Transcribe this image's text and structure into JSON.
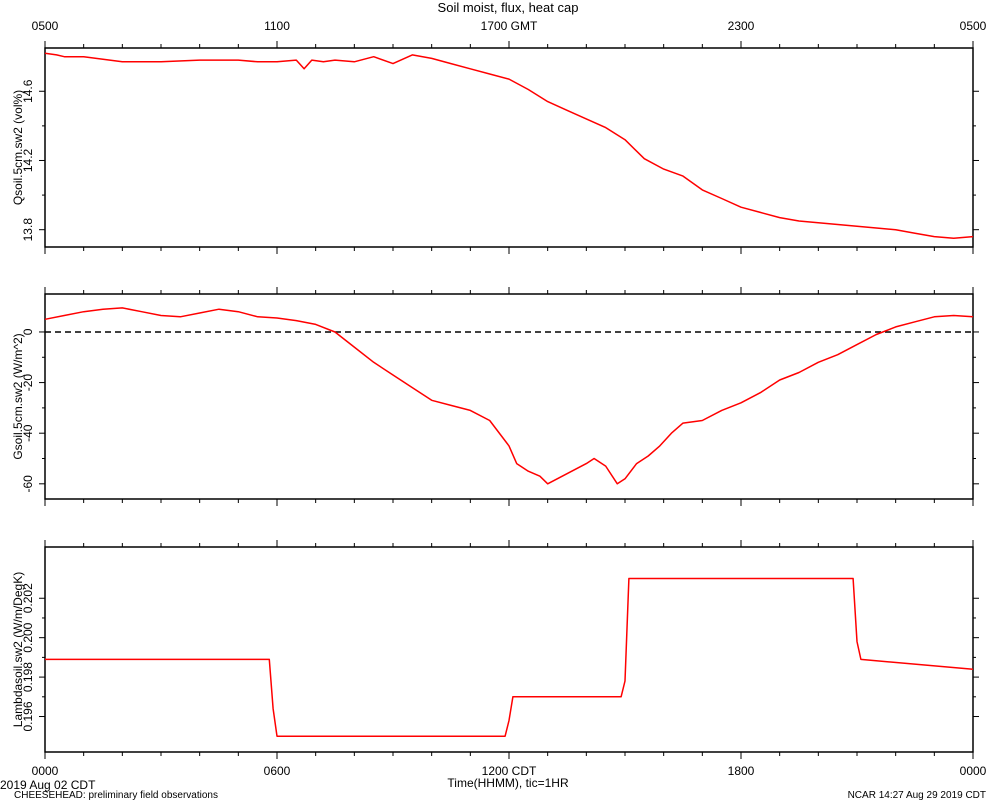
{
  "title": "Soil moist, flux, heat cap",
  "top_axis": {
    "ticks": [
      {
        "h": 0,
        "label": "0500"
      },
      {
        "h": 6,
        "label": "1100"
      },
      {
        "h": 12,
        "label": "1700 GMT"
      },
      {
        "h": 18,
        "label": "2300"
      },
      {
        "h": 24,
        "label": "0500"
      }
    ]
  },
  "bottom_axis": {
    "ticks": [
      {
        "h": 0,
        "label": "0000"
      },
      {
        "h": 6,
        "label": "0600"
      },
      {
        "h": 12,
        "label": "1200 CDT"
      },
      {
        "h": 18,
        "label": "1800"
      },
      {
        "h": 24,
        "label": "0000"
      }
    ],
    "xlabel": "Time(HHMM), tic=1HR"
  },
  "footer": {
    "date": "2019 Aug 02 CDT",
    "project": "CHEESEHEAD: preliminary field observations",
    "stamp": "NCAR 14:27 Aug 29 2019 CDT"
  },
  "colors": {
    "line": "#ff0000",
    "axis": "#000000",
    "zero_line": "#000000"
  },
  "chart_data": [
    {
      "type": "line",
      "ylabel": "Qsoil.5cm.sw2 (vol%)",
      "xlim": [
        0,
        24
      ],
      "ylim": [
        13.7,
        14.85
      ],
      "yticks": [
        13.8,
        14.2,
        14.6
      ],
      "ytick_labels": [
        "13.8",
        "14.2",
        "14.6"
      ],
      "series": [
        {
          "x": [
            0,
            0.3,
            0.5,
            1,
            2,
            3,
            4,
            5,
            5.5,
            6,
            6.5,
            6.7,
            6.9,
            7.2,
            7.5,
            8,
            8.5,
            9,
            9.5,
            10,
            10.5,
            11,
            11.5,
            12,
            12.5,
            13,
            13.5,
            14,
            14.5,
            15,
            15.5,
            16,
            16.5,
            17,
            17.5,
            18,
            18.5,
            19,
            19.5,
            20,
            20.5,
            21,
            21.5,
            22,
            22.5,
            23,
            23.5,
            24
          ],
          "y": [
            14.82,
            14.81,
            14.8,
            14.8,
            14.77,
            14.77,
            14.78,
            14.78,
            14.77,
            14.77,
            14.78,
            14.73,
            14.78,
            14.77,
            14.78,
            14.77,
            14.8,
            14.76,
            14.81,
            14.79,
            14.76,
            14.73,
            14.7,
            14.67,
            14.61,
            14.54,
            14.49,
            14.44,
            14.39,
            14.32,
            14.21,
            14.15,
            14.11,
            14.03,
            13.98,
            13.93,
            13.9,
            13.87,
            13.85,
            13.84,
            13.83,
            13.82,
            13.81,
            13.8,
            13.78,
            13.76,
            13.75,
            13.76
          ]
        }
      ]
    },
    {
      "type": "line",
      "ylabel": "Gsoil.5cm.sw2 (W/m^2)",
      "xlim": [
        0,
        24
      ],
      "ylim": [
        -66,
        15
      ],
      "yticks": [
        -60,
        -40,
        -20,
        0
      ],
      "ytick_labels": [
        "-60",
        "-40",
        "-20",
        "0"
      ],
      "reference_line": {
        "y": 0,
        "style": "dashed"
      },
      "series": [
        {
          "x": [
            0,
            0.5,
            1,
            1.5,
            2,
            2.5,
            3,
            3.5,
            4,
            4.5,
            5,
            5.5,
            6,
            6.5,
            7,
            7.5,
            8,
            8.5,
            9,
            9.5,
            10,
            10.5,
            11,
            11.5,
            12,
            12.2,
            12.5,
            12.8,
            13,
            13.5,
            14,
            14.2,
            14.5,
            14.8,
            15,
            15.3,
            15.6,
            15.9,
            16.2,
            16.5,
            17,
            17.5,
            18,
            18.5,
            19,
            19.5,
            20,
            20.5,
            21,
            21.5,
            22,
            22.5,
            23,
            23.5,
            24
          ],
          "y": [
            5,
            6.5,
            8,
            9,
            9.5,
            8,
            6.5,
            6,
            7.5,
            9,
            8,
            6,
            5.5,
            4.5,
            3,
            0,
            -6,
            -12,
            -17,
            -22,
            -27,
            -29,
            -31,
            -35,
            -45,
            -52,
            -55,
            -57,
            -60,
            -56,
            -52,
            -50,
            -53,
            -60,
            -58,
            -52,
            -49,
            -45,
            -40,
            -36,
            -35,
            -31,
            -28,
            -24,
            -19,
            -16,
            -12,
            -9,
            -5,
            -1,
            2,
            4,
            6,
            6.5,
            6
          ]
        }
      ]
    },
    {
      "type": "line",
      "ylabel": "Lambdasoil.sw2 (W/m/DegK)",
      "xlim": [
        0,
        24
      ],
      "ylim": [
        0.1942,
        0.2046
      ],
      "yticks": [
        0.196,
        0.198,
        0.2,
        0.202
      ],
      "ytick_labels": [
        "0.196",
        "0.198",
        "0.200",
        "0.202"
      ],
      "series": [
        {
          "x": [
            0,
            5.8,
            5.9,
            6.0,
            11.9,
            12.0,
            12.1,
            14.9,
            15.0,
            15.1,
            20.9,
            21.0,
            21.1,
            24.0
          ],
          "y": [
            0.1989,
            0.1989,
            0.1964,
            0.195,
            0.195,
            0.1958,
            0.197,
            0.197,
            0.1978,
            0.203,
            0.203,
            0.1998,
            0.1989,
            0.1984
          ]
        }
      ]
    }
  ]
}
━━━
PROBLEM DESCRIPTION:
Repeat each record exactly, with the pictures left out.

COMPLETE RESPONSE:
Transcribe this image's text and structure into JSON.
{
  "title": "Soil moist, flux, heat cap",
  "top_axis": {
    "ticks": [
      {
        "h": 0,
        "label": "0500"
      },
      {
        "h": 6,
        "label": "1100"
      },
      {
        "h": 12,
        "label": "1700 GMT"
      },
      {
        "h": 18,
        "label": "2300"
      },
      {
        "h": 24,
        "label": "0500"
      }
    ]
  },
  "bottom_axis": {
    "ticks": [
      {
        "h": 0,
        "label": "0000"
      },
      {
        "h": 6,
        "label": "0600"
      },
      {
        "h": 12,
        "label": "1200 CDT"
      },
      {
        "h": 18,
        "label": "1800"
      },
      {
        "h": 24,
        "label": "0000"
      }
    ],
    "xlabel": "Time(HHMM), tic=1HR"
  },
  "footer": {
    "date": "2019 Aug 02 CDT",
    "project": "CHEESEHEAD: preliminary field observations",
    "stamp": "NCAR 14:27 Aug 29 2019 CDT"
  },
  "colors": {
    "line": "#ff0000",
    "axis": "#000000",
    "zero_line": "#000000"
  },
  "chart_data": [
    {
      "type": "line",
      "ylabel": "Qsoil.5cm.sw2 (vol%)",
      "xlim": [
        0,
        24
      ],
      "ylim": [
        13.7,
        14.85
      ],
      "yticks": [
        13.8,
        14.2,
        14.6
      ],
      "ytick_labels": [
        "13.8",
        "14.2",
        "14.6"
      ],
      "series": [
        {
          "x": [
            0,
            0.3,
            0.5,
            1,
            2,
            3,
            4,
            5,
            5.5,
            6,
            6.5,
            6.7,
            6.9,
            7.2,
            7.5,
            8,
            8.5,
            9,
            9.5,
            10,
            10.5,
            11,
            11.5,
            12,
            12.5,
            13,
            13.5,
            14,
            14.5,
            15,
            15.5,
            16,
            16.5,
            17,
            17.5,
            18,
            18.5,
            19,
            19.5,
            20,
            20.5,
            21,
            21.5,
            22,
            22.5,
            23,
            23.5,
            24
          ],
          "y": [
            14.82,
            14.81,
            14.8,
            14.8,
            14.77,
            14.77,
            14.78,
            14.78,
            14.77,
            14.77,
            14.78,
            14.73,
            14.78,
            14.77,
            14.78,
            14.77,
            14.8,
            14.76,
            14.81,
            14.79,
            14.76,
            14.73,
            14.7,
            14.67,
            14.61,
            14.54,
            14.49,
            14.44,
            14.39,
            14.32,
            14.21,
            14.15,
            14.11,
            14.03,
            13.98,
            13.93,
            13.9,
            13.87,
            13.85,
            13.84,
            13.83,
            13.82,
            13.81,
            13.8,
            13.78,
            13.76,
            13.75,
            13.76
          ]
        }
      ]
    },
    {
      "type": "line",
      "ylabel": "Gsoil.5cm.sw2 (W/m^2)",
      "xlim": [
        0,
        24
      ],
      "ylim": [
        -66,
        15
      ],
      "yticks": [
        -60,
        -40,
        -20,
        0
      ],
      "ytick_labels": [
        "-60",
        "-40",
        "-20",
        "0"
      ],
      "reference_line": {
        "y": 0,
        "style": "dashed"
      },
      "series": [
        {
          "x": [
            0,
            0.5,
            1,
            1.5,
            2,
            2.5,
            3,
            3.5,
            4,
            4.5,
            5,
            5.5,
            6,
            6.5,
            7,
            7.5,
            8,
            8.5,
            9,
            9.5,
            10,
            10.5,
            11,
            11.5,
            12,
            12.2,
            12.5,
            12.8,
            13,
            13.5,
            14,
            14.2,
            14.5,
            14.8,
            15,
            15.3,
            15.6,
            15.9,
            16.2,
            16.5,
            17,
            17.5,
            18,
            18.5,
            19,
            19.5,
            20,
            20.5,
            21,
            21.5,
            22,
            22.5,
            23,
            23.5,
            24
          ],
          "y": [
            5,
            6.5,
            8,
            9,
            9.5,
            8,
            6.5,
            6,
            7.5,
            9,
            8,
            6,
            5.5,
            4.5,
            3,
            0,
            -6,
            -12,
            -17,
            -22,
            -27,
            -29,
            -31,
            -35,
            -45,
            -52,
            -55,
            -57,
            -60,
            -56,
            -52,
            -50,
            -53,
            -60,
            -58,
            -52,
            -49,
            -45,
            -40,
            -36,
            -35,
            -31,
            -28,
            -24,
            -19,
            -16,
            -12,
            -9,
            -5,
            -1,
            2,
            4,
            6,
            6.5,
            6
          ]
        }
      ]
    },
    {
      "type": "line",
      "ylabel": "Lambdasoil.sw2 (W/m/DegK)",
      "xlim": [
        0,
        24
      ],
      "ylim": [
        0.1942,
        0.2046
      ],
      "yticks": [
        0.196,
        0.198,
        0.2,
        0.202
      ],
      "ytick_labels": [
        "0.196",
        "0.198",
        "0.200",
        "0.202"
      ],
      "series": [
        {
          "x": [
            0,
            5.8,
            5.9,
            6.0,
            11.9,
            12.0,
            12.1,
            14.9,
            15.0,
            15.1,
            20.9,
            21.0,
            21.1,
            24.0
          ],
          "y": [
            0.1989,
            0.1989,
            0.1964,
            0.195,
            0.195,
            0.1958,
            0.197,
            0.197,
            0.1978,
            0.203,
            0.203,
            0.1998,
            0.1989,
            0.1984
          ]
        }
      ]
    }
  ]
}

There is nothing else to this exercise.